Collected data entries
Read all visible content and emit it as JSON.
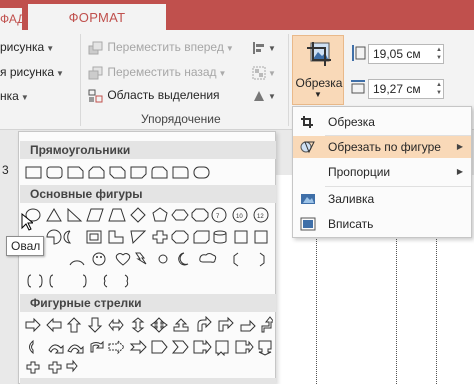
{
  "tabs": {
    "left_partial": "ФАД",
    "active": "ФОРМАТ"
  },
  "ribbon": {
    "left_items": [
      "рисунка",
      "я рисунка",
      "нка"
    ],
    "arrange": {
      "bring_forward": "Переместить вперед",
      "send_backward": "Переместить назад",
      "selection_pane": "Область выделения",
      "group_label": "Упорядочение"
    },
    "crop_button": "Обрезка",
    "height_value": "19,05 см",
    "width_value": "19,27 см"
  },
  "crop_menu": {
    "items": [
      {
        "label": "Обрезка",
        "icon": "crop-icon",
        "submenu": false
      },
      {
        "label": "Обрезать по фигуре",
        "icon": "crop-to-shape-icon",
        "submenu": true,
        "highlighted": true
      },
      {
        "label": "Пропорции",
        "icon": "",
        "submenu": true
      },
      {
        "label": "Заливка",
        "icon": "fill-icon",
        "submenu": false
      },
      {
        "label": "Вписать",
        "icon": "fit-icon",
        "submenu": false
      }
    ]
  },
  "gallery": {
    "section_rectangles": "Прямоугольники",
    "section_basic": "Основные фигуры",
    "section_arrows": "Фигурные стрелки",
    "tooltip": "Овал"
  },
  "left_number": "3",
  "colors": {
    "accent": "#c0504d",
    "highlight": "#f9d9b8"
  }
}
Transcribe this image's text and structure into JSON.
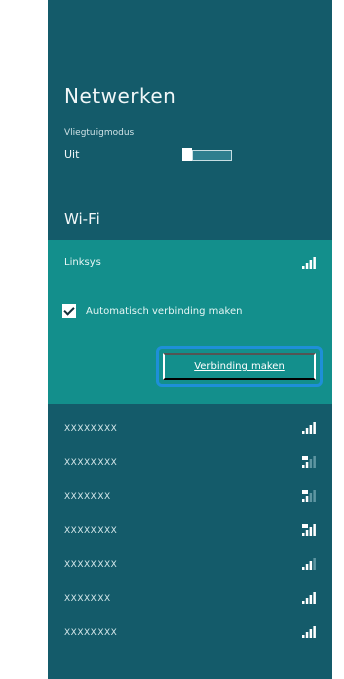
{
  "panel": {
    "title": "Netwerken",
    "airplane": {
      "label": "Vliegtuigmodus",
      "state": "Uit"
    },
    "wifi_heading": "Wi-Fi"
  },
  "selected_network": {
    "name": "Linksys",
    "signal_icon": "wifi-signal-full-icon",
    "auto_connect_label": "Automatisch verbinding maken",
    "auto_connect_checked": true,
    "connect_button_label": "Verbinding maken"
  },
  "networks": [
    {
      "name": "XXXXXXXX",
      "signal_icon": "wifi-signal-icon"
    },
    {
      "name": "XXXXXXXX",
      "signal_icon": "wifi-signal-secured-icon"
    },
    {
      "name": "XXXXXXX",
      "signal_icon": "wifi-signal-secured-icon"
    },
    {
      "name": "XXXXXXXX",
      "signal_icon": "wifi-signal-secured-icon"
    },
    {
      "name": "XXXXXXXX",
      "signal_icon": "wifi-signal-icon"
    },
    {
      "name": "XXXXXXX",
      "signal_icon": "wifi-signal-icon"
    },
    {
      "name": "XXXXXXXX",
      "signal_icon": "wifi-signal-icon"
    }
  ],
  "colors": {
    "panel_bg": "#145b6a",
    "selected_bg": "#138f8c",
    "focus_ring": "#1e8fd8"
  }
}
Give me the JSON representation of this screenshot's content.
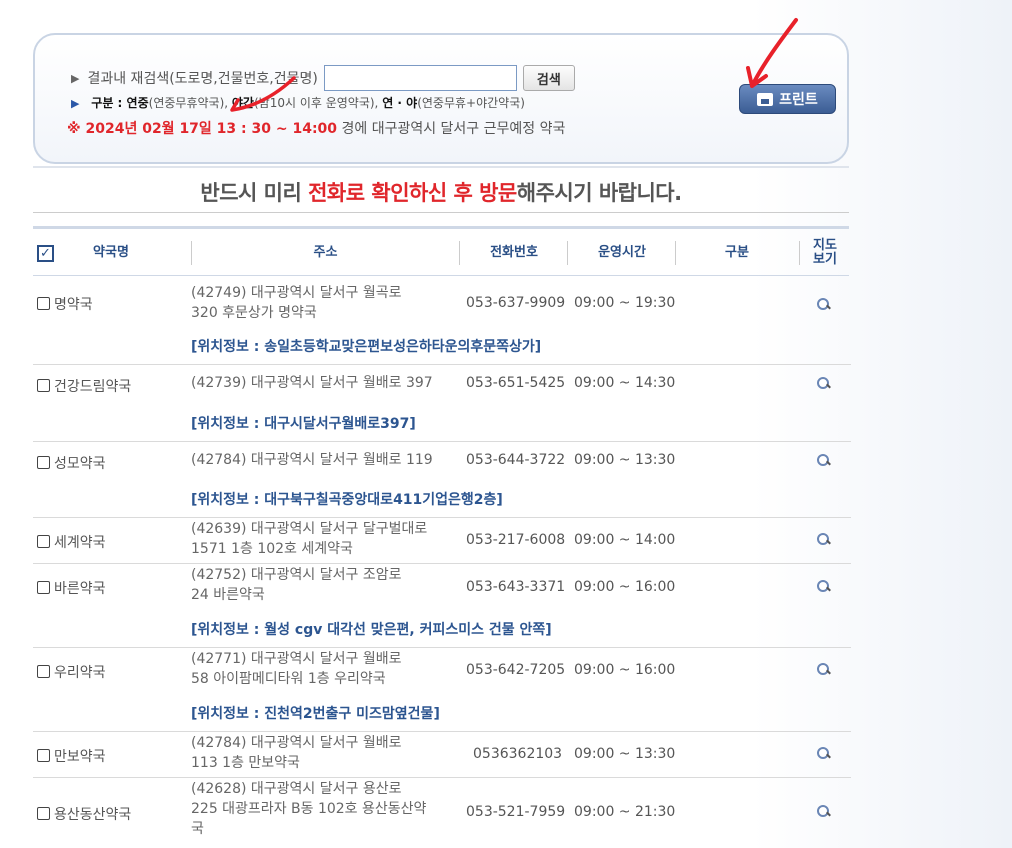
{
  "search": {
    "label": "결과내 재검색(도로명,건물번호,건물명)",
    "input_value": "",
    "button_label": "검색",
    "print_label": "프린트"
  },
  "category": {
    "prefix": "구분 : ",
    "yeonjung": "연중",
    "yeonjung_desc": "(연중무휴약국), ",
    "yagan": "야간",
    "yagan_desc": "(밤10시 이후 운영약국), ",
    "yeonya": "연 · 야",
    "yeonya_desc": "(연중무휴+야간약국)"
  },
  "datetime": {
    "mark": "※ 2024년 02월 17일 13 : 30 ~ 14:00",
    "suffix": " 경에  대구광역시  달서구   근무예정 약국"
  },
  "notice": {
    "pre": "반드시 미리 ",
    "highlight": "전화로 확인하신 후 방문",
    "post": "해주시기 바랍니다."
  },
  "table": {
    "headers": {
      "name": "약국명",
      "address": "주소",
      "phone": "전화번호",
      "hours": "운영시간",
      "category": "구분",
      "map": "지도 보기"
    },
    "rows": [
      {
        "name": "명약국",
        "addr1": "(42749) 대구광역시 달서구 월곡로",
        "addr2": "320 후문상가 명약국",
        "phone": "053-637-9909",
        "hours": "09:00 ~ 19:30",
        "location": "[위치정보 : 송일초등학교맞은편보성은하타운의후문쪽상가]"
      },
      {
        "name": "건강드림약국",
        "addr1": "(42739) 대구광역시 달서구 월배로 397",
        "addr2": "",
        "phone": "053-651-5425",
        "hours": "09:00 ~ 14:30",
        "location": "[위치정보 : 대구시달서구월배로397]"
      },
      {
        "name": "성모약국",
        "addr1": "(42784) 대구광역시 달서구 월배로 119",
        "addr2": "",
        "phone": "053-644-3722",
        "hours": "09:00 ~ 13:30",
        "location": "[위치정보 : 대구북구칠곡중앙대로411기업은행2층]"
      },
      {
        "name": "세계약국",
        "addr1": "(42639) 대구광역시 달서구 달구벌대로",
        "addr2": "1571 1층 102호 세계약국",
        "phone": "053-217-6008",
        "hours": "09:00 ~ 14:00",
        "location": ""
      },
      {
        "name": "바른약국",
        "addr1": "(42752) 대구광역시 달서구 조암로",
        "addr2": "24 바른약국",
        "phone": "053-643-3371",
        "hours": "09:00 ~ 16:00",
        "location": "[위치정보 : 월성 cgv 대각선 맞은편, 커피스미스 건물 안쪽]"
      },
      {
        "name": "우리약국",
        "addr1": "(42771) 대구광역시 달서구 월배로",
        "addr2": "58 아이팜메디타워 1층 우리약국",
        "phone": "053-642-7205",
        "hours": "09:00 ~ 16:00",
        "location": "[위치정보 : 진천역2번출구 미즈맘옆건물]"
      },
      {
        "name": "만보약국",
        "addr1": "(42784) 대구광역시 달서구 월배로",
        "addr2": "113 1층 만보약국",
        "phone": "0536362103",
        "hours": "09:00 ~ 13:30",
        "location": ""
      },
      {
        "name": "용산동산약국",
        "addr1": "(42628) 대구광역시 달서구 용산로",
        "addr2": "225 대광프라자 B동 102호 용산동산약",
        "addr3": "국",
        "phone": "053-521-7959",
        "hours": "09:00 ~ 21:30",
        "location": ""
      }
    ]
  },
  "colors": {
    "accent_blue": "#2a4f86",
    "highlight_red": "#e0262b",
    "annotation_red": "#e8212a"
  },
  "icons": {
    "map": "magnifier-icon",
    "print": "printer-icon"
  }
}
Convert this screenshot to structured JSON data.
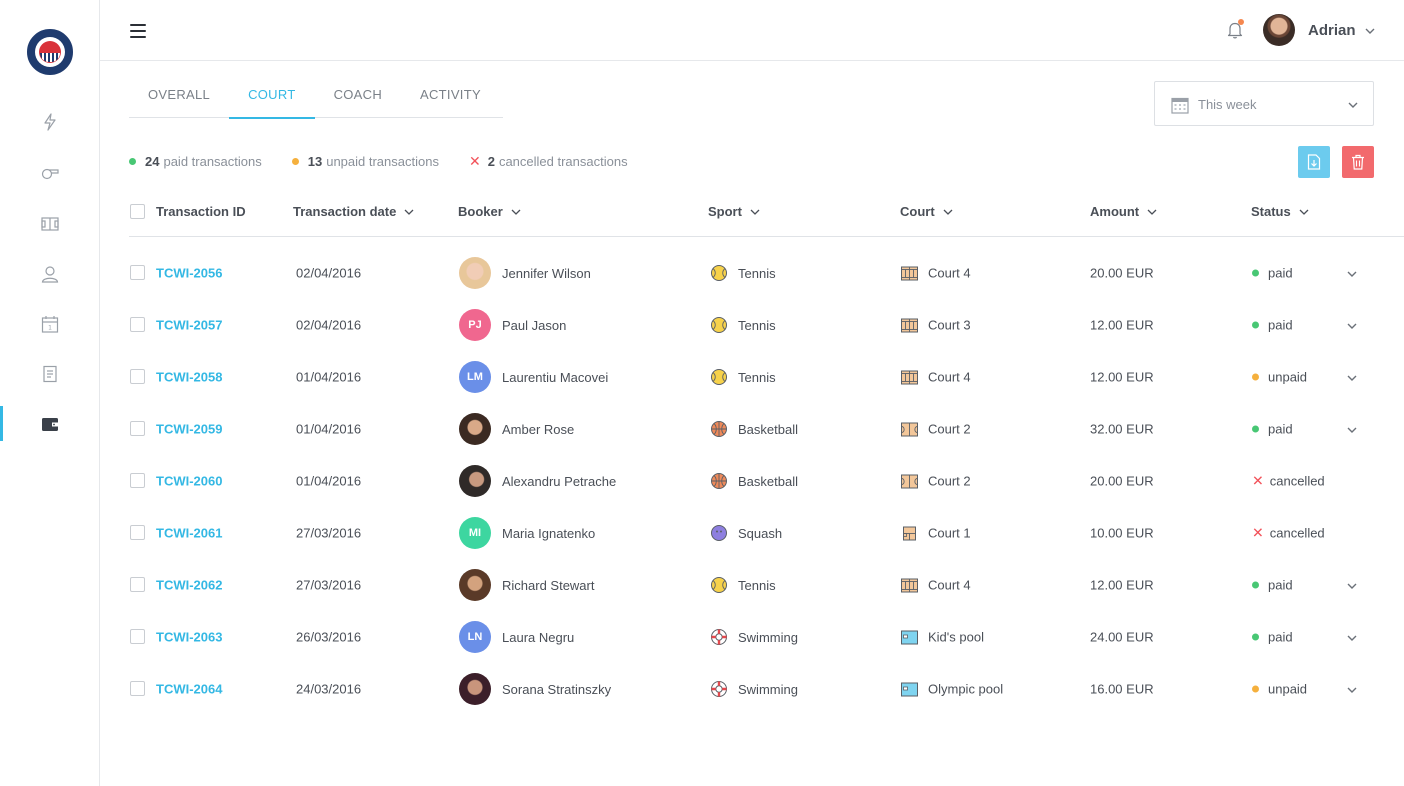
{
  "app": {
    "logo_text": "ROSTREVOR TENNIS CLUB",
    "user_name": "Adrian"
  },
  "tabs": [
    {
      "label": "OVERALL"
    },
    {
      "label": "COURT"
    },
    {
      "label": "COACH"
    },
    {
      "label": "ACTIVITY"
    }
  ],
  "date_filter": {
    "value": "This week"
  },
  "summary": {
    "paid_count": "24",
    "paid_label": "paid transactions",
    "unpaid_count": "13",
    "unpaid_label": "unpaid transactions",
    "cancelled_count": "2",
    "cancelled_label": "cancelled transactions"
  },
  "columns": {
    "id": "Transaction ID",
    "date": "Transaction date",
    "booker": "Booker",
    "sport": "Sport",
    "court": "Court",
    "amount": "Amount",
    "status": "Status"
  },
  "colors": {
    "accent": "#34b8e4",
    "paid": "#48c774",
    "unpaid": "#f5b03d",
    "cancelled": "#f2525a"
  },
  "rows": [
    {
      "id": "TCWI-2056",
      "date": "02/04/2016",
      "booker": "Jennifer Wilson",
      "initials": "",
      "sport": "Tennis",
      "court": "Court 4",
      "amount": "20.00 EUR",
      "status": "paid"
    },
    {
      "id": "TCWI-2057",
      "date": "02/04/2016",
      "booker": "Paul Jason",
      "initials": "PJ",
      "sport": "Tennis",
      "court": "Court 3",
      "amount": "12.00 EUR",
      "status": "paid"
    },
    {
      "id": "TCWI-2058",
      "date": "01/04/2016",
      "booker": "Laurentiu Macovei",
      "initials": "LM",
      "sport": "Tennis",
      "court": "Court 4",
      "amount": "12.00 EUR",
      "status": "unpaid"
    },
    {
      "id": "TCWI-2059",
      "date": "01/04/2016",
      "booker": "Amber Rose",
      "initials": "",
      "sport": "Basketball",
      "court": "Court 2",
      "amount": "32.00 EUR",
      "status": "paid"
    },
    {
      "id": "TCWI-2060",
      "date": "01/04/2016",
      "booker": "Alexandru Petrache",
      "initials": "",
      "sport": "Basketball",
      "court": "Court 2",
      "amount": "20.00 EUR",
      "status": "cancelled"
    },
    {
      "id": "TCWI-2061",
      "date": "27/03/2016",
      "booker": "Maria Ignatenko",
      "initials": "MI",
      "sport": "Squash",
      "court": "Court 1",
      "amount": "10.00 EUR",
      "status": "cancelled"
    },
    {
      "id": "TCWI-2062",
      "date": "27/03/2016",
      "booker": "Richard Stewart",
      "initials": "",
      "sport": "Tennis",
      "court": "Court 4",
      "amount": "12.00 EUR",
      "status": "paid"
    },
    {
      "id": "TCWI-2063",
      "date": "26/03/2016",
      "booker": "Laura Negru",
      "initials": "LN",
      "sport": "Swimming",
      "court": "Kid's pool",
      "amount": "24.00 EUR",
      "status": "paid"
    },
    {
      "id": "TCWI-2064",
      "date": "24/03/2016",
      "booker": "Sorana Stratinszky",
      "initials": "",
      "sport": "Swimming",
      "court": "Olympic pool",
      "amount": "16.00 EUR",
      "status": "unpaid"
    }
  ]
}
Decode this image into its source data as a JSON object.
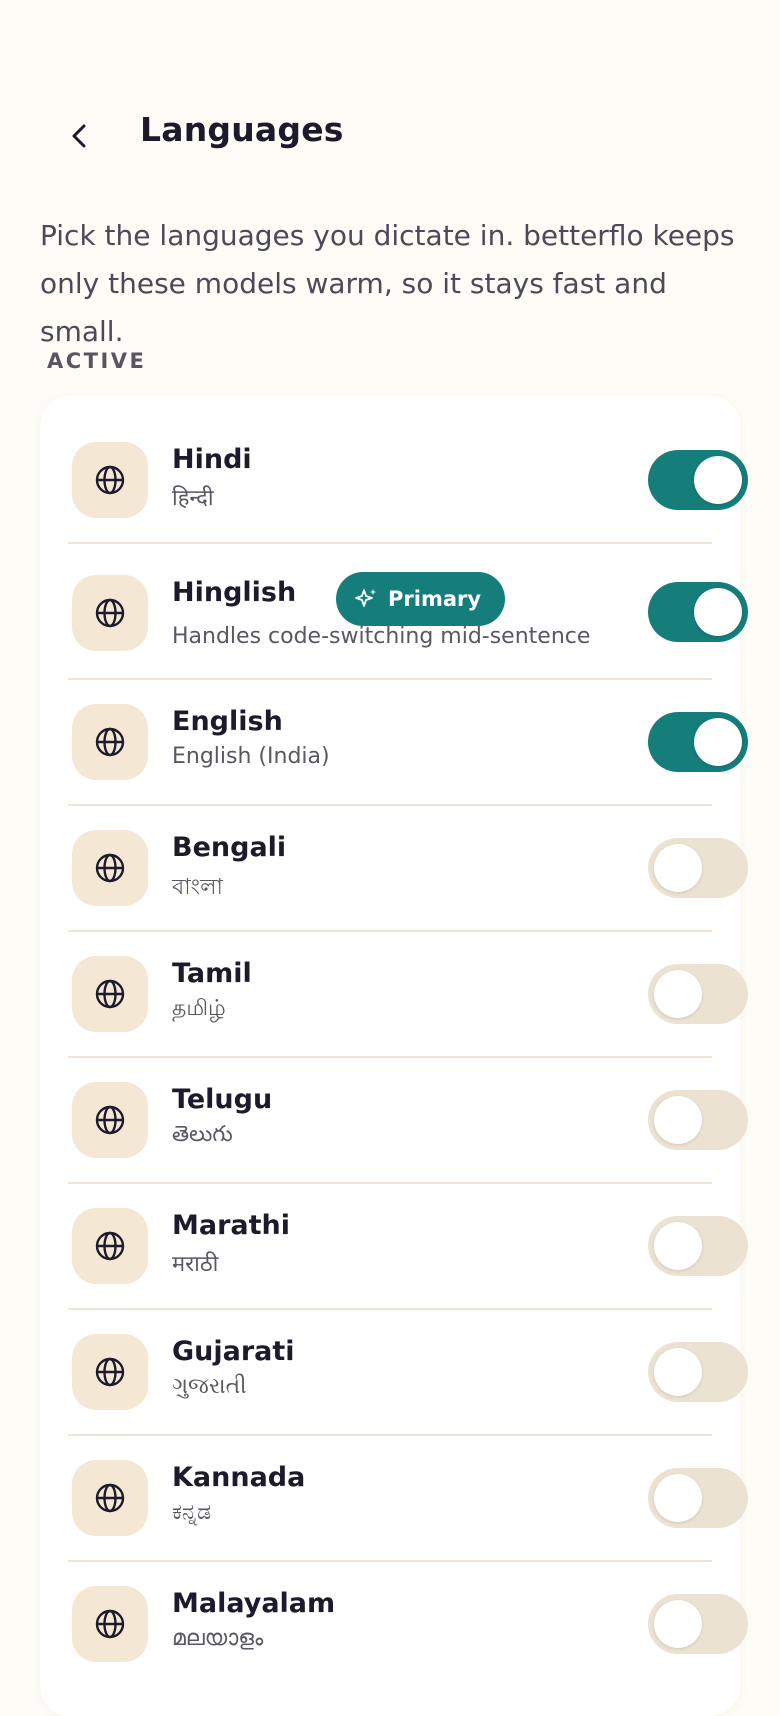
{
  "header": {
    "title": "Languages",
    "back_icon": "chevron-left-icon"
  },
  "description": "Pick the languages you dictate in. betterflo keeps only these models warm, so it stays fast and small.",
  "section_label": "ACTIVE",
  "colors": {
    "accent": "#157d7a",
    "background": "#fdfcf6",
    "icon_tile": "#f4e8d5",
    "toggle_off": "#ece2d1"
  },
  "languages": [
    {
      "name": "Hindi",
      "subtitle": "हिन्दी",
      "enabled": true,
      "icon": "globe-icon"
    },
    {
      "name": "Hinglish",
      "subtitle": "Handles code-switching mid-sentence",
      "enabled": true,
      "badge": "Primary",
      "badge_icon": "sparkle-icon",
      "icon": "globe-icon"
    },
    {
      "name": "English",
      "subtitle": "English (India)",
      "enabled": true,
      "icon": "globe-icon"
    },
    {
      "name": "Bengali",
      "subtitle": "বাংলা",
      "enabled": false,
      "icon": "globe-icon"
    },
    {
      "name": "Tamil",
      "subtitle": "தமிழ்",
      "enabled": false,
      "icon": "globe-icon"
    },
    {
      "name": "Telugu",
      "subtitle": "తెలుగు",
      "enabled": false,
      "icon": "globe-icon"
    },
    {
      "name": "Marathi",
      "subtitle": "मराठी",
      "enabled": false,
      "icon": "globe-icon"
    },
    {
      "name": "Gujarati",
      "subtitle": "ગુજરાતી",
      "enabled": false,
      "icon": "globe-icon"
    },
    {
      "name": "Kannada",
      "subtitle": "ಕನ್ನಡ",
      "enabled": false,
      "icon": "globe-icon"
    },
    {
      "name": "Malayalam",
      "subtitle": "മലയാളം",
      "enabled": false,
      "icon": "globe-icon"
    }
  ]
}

• Written instruction:
Determine the number of lines in the records that include the string "대구광역시", and respond with that number only.

• Output of the task:
9